(Dataset entries)
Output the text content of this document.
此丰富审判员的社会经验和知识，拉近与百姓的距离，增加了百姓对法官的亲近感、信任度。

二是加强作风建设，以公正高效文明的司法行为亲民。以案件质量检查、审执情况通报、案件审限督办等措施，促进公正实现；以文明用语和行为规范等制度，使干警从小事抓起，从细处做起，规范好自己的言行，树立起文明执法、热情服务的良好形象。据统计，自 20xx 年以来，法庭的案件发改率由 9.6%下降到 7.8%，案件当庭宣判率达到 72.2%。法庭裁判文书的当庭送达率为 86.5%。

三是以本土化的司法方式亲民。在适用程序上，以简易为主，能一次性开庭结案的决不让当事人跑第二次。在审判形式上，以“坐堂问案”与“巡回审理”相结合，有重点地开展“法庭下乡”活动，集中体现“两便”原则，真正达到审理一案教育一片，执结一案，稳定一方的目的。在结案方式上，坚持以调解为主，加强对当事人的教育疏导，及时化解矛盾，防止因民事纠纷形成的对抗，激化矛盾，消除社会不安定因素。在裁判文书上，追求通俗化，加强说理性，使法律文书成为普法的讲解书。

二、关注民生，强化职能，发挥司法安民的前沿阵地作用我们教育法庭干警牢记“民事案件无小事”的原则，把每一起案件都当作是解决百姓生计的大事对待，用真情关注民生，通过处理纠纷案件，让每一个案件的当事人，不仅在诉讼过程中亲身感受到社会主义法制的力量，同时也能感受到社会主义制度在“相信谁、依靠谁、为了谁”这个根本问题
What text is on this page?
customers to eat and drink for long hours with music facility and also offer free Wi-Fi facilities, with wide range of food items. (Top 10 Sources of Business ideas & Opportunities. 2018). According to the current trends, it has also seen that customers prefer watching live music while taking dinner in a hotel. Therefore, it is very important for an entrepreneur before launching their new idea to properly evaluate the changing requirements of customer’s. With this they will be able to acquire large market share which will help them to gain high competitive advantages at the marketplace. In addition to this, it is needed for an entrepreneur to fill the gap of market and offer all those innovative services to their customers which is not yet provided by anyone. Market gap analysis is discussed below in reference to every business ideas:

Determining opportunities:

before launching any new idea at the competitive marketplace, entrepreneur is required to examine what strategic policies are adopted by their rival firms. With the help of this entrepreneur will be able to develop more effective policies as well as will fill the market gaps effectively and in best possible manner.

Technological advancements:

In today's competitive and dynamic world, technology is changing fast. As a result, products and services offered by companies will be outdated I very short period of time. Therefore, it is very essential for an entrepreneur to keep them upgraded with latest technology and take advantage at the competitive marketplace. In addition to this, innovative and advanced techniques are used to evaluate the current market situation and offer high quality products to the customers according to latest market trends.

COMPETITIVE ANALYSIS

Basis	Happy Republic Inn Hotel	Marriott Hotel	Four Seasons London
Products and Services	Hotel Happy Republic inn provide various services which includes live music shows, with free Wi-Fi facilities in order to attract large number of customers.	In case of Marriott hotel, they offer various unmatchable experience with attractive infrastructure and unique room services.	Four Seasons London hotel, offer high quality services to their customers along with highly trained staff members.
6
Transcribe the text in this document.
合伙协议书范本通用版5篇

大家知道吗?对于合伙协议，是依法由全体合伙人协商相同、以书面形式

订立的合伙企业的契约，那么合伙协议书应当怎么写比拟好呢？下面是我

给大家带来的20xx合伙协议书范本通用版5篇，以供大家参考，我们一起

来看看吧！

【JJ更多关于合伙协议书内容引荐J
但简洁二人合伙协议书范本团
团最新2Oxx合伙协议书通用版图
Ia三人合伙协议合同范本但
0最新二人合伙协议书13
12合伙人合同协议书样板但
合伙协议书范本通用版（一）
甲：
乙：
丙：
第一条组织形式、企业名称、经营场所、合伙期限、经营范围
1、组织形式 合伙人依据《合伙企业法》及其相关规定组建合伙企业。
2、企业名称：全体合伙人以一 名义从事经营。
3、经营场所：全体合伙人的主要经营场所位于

◆ **SHORT EXERCISE**
Return all lines containing "text".

◆ **COMPLETE ANSWER**
Output the text content of this document.
What text is on this page?
Transcribe the text in this document.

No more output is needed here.